**Description of the task:** Print the records below exactly as they appear.

╭─ Extracted material

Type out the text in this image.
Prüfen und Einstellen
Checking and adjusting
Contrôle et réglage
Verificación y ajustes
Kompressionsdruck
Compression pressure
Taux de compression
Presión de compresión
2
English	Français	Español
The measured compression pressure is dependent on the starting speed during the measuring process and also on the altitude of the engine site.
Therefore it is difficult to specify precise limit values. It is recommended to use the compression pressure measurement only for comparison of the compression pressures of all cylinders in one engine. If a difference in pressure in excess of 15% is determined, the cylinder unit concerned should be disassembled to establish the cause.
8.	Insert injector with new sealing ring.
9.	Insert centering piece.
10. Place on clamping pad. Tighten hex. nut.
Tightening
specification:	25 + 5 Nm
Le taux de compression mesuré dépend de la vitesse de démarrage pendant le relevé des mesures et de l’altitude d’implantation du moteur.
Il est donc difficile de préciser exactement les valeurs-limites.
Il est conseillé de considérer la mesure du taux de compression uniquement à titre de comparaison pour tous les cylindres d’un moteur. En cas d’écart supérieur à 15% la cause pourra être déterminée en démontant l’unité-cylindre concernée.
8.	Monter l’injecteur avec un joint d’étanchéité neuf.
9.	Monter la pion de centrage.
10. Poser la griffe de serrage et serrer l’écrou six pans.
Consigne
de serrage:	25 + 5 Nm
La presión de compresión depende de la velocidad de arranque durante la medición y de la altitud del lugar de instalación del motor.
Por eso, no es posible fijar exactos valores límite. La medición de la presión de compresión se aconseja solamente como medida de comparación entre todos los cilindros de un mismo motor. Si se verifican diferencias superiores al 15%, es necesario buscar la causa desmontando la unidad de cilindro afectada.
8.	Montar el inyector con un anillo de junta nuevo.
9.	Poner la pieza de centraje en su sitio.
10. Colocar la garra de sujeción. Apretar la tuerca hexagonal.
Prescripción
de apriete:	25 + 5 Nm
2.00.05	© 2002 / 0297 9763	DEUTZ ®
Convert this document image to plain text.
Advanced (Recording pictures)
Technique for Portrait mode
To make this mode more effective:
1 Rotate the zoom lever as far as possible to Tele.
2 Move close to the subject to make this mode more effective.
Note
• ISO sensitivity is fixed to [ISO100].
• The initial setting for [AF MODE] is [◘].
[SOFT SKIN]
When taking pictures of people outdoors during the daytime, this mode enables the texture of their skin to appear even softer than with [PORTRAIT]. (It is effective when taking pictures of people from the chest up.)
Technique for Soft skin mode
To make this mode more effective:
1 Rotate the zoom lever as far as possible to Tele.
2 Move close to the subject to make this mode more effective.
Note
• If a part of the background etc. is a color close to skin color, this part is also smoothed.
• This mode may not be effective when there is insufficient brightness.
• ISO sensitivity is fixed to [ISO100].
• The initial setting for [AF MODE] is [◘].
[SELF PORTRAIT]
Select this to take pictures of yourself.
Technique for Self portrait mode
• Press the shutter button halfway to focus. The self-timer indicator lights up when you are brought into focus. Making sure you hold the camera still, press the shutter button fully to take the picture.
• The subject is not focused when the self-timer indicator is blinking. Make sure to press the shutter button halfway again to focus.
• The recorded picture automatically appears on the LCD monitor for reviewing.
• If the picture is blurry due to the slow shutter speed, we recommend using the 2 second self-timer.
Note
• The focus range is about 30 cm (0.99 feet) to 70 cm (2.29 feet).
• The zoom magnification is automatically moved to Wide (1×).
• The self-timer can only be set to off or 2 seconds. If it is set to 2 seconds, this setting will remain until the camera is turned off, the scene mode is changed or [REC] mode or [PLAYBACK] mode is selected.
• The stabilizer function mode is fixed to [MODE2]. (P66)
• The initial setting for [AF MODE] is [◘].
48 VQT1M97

╰─

**Reply:**
Type out the text in this image.
Prüfen und Einstellen
Checking and adjusting
Contrôle et réglage
Verificación y ajustes
Kompressionsdruck
Compression pressure
Taux de compression
Presión de compresión
2
English	Français	Español
The measured compression pressure is dependent on the starting speed during the measuring process and also on the altitude of the engine site.
Therefore it is difficult to specify precise limit values. It is recommended to use the compression pressure measurement only for comparison of the compression pressures of all cylinders in one engine. If a difference in pressure in excess of 15% is determined, the cylinder unit concerned should be disassembled to establish the cause.
8.	Insert injector with new sealing ring.
9.	Insert centering piece.
10. Place on clamping pad. Tighten hex. nut.
Tightening
specification:	25 + 5 Nm
Le taux de compression mesuré dépend de la vitesse de démarrage pendant le relevé des mesures et de l’altitude d’implantation du moteur.
Il est donc difficile de préciser exactement les valeurs-limites.
Il est conseillé de considérer la mesure du taux de compression uniquement à titre de comparaison pour tous les cylindres d’un moteur. En cas d’écart supérieur à 15% la cause pourra être déterminée en démontant l’unité-cylindre concernée.
8.	Monter l’injecteur avec un joint d’étanchéité neuf.
9.	Monter la pion de centrage.
10. Poser la griffe de serrage et serrer l’écrou six pans.
Consigne
de serrage:	25 + 5 Nm
La presión de compresión depende de la velocidad de arranque durante la medición y de la altitud del lugar de instalación del motor.
Por eso, no es posible fijar exactos valores límite. La medición de la presión de compresión se aconseja solamente como medida de comparación entre todos los cilindros de un mismo motor. Si se verifican diferencias superiores al 15%, es necesario buscar la causa desmontando la unidad de cilindro afectada.
8.	Montar el inyector con un anillo de junta nuevo.
9.	Poner la pieza de centraje en su sitio.
10. Colocar la garra de sujeción. Apretar la tuerca hexagonal.
Prescripción
de apriete:	25 + 5 Nm
2.00.05	© 2002 / 0297 9763	DEUTZ ®
Convert this document image to plain text.
Advanced (Recording pictures)
Technique for Portrait mode
To make this mode more effective:
1 Rotate the zoom lever as far as possible to Tele.
2 Move close to the subject to make this mode more effective.
Note
• ISO sensitivity is fixed to [ISO100].
• The initial setting for [AF MODE] is [◘].
[SOFT SKIN]
When taking pictures of people outdoors during the daytime, this mode enables the texture of their skin to appear even softer than with [PORTRAIT]. (It is effective when taking pictures of people from the chest up.)
Technique for Soft skin mode
To make this mode more effective:
1 Rotate the zoom lever as far as possible to Tele.
2 Move close to the subject to make this mode more effective.
Note
• If a part of the background etc. is a color close to skin color, this part is also smoothed.
• This mode may not be effective when there is insufficient brightness.
• ISO sensitivity is fixed to [ISO100].
• The initial setting for [AF MODE] is [◘].
[SELF PORTRAIT]
Select this to take pictures of yourself.
Technique for Self portrait mode
• Press the shutter button halfway to focus. The self-timer indicator lights up when you are brought into focus. Making sure you hold the camera still, press the shutter button fully to take the picture.
• The subject is not focused when the self-timer indicator is blinking. Make sure to press the shutter button halfway again to focus.
• The recorded picture automatically appears on the LCD monitor for reviewing.
• If the picture is blurry due to the slow shutter speed, we recommend using the 2 second self-timer.
Note
• The focus range is about 30 cm (0.99 feet) to 70 cm (2.29 feet).
• The zoom magnification is automatically moved to Wide (1×).
• The self-timer can only be set to off or 2 seconds. If it is set to 2 seconds, this setting will remain until the camera is turned off, the scene mode is changed or [REC] mode or [PLAYBACK] mode is selected.
• The stabilizer function mode is fixed to [MODE2]. (P66)
• The initial setting for [AF MODE] is [◘].
48 VQT1M97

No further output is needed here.